### [Challenge]
In this exercise, reproduce all the entries that follow exactly.

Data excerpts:
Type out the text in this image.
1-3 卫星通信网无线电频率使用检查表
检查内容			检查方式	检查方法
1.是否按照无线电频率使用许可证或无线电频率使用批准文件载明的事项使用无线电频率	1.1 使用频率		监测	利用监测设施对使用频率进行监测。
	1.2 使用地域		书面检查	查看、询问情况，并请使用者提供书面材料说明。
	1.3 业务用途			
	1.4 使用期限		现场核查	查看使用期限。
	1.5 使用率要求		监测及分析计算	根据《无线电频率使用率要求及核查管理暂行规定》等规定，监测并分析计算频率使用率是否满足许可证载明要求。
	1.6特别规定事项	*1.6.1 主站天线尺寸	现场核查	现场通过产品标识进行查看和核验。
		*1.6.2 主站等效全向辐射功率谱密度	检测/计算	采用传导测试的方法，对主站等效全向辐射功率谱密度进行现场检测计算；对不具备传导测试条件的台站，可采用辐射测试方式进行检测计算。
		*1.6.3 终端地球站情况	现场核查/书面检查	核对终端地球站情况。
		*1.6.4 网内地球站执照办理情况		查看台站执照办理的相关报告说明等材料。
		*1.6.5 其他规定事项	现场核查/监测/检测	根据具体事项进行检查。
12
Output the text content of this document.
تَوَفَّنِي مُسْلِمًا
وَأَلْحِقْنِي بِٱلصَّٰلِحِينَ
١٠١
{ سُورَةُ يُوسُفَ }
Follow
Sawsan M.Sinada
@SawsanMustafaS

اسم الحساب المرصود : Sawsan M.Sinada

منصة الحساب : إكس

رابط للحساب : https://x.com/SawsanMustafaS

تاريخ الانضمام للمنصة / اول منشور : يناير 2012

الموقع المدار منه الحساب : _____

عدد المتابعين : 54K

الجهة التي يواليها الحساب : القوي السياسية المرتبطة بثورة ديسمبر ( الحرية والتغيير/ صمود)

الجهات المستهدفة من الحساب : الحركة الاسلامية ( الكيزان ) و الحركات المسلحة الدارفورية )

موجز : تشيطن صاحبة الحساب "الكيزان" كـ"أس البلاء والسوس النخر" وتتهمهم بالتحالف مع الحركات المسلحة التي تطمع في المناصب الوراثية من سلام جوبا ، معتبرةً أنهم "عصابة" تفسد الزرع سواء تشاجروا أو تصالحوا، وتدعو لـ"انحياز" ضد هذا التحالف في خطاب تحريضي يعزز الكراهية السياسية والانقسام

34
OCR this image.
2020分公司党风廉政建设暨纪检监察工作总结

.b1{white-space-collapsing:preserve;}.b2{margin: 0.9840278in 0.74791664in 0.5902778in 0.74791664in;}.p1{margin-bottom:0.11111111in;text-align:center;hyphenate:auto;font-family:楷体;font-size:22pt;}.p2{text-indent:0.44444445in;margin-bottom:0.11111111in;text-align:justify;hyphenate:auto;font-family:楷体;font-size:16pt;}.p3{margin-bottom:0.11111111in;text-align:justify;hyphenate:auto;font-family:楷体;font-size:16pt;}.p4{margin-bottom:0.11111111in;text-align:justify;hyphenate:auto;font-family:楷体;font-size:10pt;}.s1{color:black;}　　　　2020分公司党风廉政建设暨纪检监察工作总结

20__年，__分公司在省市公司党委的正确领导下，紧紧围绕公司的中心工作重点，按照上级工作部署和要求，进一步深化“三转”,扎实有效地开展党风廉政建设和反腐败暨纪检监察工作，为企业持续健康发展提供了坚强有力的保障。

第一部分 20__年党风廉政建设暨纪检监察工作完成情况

### [Correct response]
Type out the text in this image.
1-3 卫星通信网无线电频率使用检查表
检查内容			检查方式	检查方法
1.是否按照无线电频率使用许可证或无线电频率使用批准文件载明的事项使用无线电频率	1.1 使用频率		监测	利用监测设施对使用频率进行监测。
	1.2 使用地域		书面检查	查看、询问情况，并请使用者提供书面材料说明。
	1.3 业务用途			
	1.4 使用期限		现场核查	查看使用期限。
	1.5 使用率要求		监测及分析计算	根据《无线电频率使用率要求及核查管理暂行规定》等规定，监测并分析计算频率使用率是否满足许可证载明要求。
	1.6特别规定事项	*1.6.1 主站天线尺寸	现场核查	现场通过产品标识进行查看和核验。
		*1.6.2 主站等效全向辐射功率谱密度	检测/计算	采用传导测试的方法，对主站等效全向辐射功率谱密度进行现场检测计算；对不具备传导测试条件的台站，可采用辐射测试方式进行检测计算。
		*1.6.3 终端地球站情况	现场核查/书面检查	核对终端地球站情况。
		*1.6.4 网内地球站执照办理情况		查看台站执照办理的相关报告说明等材料。
		*1.6.5 其他规定事项	现场核查/监测/检测	根据具体事项进行检查。
12
Output the text content of this document.
تَوَفَّنِي مُسْلِمًا
وَأَلْحِقْنِي بِٱلصَّٰلِحِينَ
١٠١
{ سُورَةُ يُوسُفَ }
Follow
Sawsan M.Sinada
@SawsanMustafaS

اسم الحساب المرصود : Sawsan M.Sinada

منصة الحساب : إكس

رابط للحساب : https://x.com/SawsanMustafaS

تاريخ الانضمام للمنصة / اول منشور : يناير 2012

الموقع المدار منه الحساب : _____

عدد المتابعين : 54K

الجهة التي يواليها الحساب : القوي السياسية المرتبطة بثورة ديسمبر ( الحرية والتغيير/ صمود)

الجهات المستهدفة من الحساب : الحركة الاسلامية ( الكيزان ) و الحركات المسلحة الدارفورية )

موجز : تشيطن صاحبة الحساب "الكيزان" كـ"أس البلاء والسوس النخر" وتتهمهم بالتحالف مع الحركات المسلحة التي تطمع في المناصب الوراثية من سلام جوبا ، معتبرةً أنهم "عصابة" تفسد الزرع سواء تشاجروا أو تصالحوا، وتدعو لـ"انحياز" ضد هذا التحالف في خطاب تحريضي يعزز الكراهية السياسية والانقسام

34
OCR this image.
2020分公司党风廉政建设暨纪检监察工作总结

.b1{white-space-collapsing:preserve;}.b2{margin: 0.9840278in 0.74791664in 0.5902778in 0.74791664in;}.p1{margin-bottom:0.11111111in;text-align:center;hyphenate:auto;font-family:楷体;font-size:22pt;}.p2{text-indent:0.44444445in;margin-bottom:0.11111111in;text-align:justify;hyphenate:auto;font-family:楷体;font-size:16pt;}.p3{margin-bottom:0.11111111in;text-align:justify;hyphenate:auto;font-family:楷体;font-size:16pt;}.p4{margin-bottom:0.11111111in;text-align:justify;hyphenate:auto;font-family:楷体;font-size:10pt;}.s1{color:black;}　　　　2020分公司党风廉政建设暨纪检监察工作总结

20__年，__分公司在省市公司党委的正确领导下，紧紧围绕公司的中心工作重点，按照上级工作部署和要求，进一步深化“三转”,扎实有效地开展党风廉政建设和反腐败暨纪检监察工作，为企业持续健康发展提供了坚强有力的保障。

第一部分 20__年党风廉政建设暨纪检监察工作完成情况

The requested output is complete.